* [Work to be completed]: Pick out each line containing the string "の割合は".

* [Records for this task]:
-- begin --
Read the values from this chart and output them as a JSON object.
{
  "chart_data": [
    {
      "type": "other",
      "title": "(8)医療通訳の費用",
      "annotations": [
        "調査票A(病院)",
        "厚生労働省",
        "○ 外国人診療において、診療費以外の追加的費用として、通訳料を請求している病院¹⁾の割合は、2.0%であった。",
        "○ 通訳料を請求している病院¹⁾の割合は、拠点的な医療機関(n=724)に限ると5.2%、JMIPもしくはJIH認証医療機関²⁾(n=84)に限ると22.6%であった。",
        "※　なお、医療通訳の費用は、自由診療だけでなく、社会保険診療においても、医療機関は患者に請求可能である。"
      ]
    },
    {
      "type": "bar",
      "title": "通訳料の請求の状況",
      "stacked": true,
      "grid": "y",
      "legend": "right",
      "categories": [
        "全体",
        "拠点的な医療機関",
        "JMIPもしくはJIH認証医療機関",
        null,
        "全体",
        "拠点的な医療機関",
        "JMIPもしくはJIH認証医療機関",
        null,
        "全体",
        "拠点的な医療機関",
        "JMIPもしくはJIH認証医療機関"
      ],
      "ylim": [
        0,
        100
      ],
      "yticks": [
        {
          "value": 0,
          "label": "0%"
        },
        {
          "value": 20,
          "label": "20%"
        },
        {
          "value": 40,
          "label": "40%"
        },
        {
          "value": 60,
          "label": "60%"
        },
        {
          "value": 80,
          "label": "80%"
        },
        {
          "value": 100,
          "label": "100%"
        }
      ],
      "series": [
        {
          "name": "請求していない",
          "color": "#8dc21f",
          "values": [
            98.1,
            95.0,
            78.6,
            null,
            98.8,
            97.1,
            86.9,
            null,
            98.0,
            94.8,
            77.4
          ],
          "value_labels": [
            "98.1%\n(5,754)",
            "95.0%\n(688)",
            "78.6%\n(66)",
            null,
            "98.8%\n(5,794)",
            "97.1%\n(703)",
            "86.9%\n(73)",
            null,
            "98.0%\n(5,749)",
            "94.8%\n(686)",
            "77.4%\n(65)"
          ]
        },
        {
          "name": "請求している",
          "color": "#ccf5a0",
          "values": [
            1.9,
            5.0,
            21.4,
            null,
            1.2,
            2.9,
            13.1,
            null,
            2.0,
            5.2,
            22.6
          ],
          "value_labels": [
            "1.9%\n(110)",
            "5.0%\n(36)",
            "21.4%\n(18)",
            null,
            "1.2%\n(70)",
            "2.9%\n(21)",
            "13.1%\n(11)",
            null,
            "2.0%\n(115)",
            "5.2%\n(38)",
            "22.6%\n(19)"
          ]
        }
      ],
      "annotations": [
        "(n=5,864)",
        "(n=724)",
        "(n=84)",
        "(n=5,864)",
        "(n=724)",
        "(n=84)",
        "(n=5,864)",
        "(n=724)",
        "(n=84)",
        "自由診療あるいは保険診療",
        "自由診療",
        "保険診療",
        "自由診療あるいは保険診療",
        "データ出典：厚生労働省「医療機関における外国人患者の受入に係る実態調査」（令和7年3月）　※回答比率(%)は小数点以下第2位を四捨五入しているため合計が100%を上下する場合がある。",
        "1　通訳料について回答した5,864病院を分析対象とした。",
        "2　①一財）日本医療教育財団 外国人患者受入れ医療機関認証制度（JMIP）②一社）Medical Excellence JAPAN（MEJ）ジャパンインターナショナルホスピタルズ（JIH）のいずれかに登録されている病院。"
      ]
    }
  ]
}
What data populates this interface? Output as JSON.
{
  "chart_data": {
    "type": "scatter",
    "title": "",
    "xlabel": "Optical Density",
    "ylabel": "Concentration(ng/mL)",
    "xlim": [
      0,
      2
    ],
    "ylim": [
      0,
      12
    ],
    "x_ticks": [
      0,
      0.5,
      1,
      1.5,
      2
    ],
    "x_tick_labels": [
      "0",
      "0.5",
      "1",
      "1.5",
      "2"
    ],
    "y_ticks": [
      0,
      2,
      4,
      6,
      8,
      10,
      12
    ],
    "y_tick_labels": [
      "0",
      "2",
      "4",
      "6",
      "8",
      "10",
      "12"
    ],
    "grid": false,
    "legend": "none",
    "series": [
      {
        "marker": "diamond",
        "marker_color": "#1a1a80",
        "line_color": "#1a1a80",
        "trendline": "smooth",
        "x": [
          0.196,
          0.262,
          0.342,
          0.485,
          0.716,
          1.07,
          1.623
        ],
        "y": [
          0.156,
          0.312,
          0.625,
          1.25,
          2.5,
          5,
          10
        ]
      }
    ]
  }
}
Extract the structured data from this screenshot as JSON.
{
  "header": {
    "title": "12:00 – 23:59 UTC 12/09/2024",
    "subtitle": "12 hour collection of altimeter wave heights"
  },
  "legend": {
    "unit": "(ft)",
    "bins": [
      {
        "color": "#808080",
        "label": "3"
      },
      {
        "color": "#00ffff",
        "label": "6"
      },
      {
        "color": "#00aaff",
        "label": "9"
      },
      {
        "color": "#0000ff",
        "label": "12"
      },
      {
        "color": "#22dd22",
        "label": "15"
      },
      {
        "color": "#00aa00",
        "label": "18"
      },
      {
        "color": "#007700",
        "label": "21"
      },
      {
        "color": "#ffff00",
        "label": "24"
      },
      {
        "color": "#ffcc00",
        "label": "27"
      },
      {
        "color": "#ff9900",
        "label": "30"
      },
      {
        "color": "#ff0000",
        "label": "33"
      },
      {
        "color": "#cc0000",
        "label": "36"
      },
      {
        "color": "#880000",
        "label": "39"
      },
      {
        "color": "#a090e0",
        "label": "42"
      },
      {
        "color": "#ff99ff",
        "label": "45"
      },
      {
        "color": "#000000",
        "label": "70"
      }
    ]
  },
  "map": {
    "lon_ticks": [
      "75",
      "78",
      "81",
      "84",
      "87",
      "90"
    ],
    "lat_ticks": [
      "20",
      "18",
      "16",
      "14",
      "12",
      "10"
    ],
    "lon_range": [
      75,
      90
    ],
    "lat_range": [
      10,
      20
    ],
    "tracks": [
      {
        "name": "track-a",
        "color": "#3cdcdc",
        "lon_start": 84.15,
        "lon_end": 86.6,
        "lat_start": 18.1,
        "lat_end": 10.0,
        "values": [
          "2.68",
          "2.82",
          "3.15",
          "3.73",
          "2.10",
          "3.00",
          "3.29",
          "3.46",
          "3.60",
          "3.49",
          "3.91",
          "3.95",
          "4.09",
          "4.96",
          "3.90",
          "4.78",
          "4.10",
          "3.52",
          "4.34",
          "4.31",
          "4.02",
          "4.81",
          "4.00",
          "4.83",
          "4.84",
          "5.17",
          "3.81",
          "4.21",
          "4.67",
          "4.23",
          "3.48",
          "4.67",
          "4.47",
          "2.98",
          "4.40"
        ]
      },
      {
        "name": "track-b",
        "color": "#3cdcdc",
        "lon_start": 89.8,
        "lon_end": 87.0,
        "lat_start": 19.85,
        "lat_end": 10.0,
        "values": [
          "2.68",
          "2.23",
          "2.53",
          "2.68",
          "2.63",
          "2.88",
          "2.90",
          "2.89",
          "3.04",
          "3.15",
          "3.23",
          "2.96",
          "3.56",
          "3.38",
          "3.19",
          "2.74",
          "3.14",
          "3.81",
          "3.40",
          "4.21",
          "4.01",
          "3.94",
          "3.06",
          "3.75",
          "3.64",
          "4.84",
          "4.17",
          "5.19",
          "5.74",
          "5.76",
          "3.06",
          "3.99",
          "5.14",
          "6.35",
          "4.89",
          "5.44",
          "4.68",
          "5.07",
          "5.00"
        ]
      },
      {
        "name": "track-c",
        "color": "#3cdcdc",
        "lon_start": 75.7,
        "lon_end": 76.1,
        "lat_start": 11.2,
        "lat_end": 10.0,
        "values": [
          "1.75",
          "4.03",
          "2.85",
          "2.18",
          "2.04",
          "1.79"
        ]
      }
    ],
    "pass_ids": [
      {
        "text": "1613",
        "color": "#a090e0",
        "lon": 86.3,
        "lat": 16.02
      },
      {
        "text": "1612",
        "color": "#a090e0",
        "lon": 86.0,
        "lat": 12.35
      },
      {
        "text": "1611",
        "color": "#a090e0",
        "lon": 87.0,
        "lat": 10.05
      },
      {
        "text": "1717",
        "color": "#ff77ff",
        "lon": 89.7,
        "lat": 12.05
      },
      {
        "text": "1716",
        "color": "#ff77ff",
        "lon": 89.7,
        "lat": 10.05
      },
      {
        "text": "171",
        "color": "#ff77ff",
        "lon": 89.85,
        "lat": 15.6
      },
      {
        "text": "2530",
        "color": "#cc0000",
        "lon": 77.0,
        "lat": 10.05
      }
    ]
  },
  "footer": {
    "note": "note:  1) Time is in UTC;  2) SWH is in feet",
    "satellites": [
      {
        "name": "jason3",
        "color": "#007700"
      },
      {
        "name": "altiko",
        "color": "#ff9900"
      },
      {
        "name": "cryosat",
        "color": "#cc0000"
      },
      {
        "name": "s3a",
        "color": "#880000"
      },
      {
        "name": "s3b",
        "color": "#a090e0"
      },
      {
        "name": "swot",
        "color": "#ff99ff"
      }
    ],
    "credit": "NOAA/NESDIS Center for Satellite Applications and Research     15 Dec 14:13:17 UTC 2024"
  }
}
-- end --
* [Complete output]:
        "○ 外国人診療において、診療費以外の追加的費用として、通訳料を請求している病院¹⁾の割合は、2.0%であった。",
        "○ 通訳料を請求している病院¹⁾の割合は、拠点的な医療機関(n=724)に限ると5.2%、JMIPもしくはJIH認証医療機関²⁾(n=84)に限ると22.6%であった。",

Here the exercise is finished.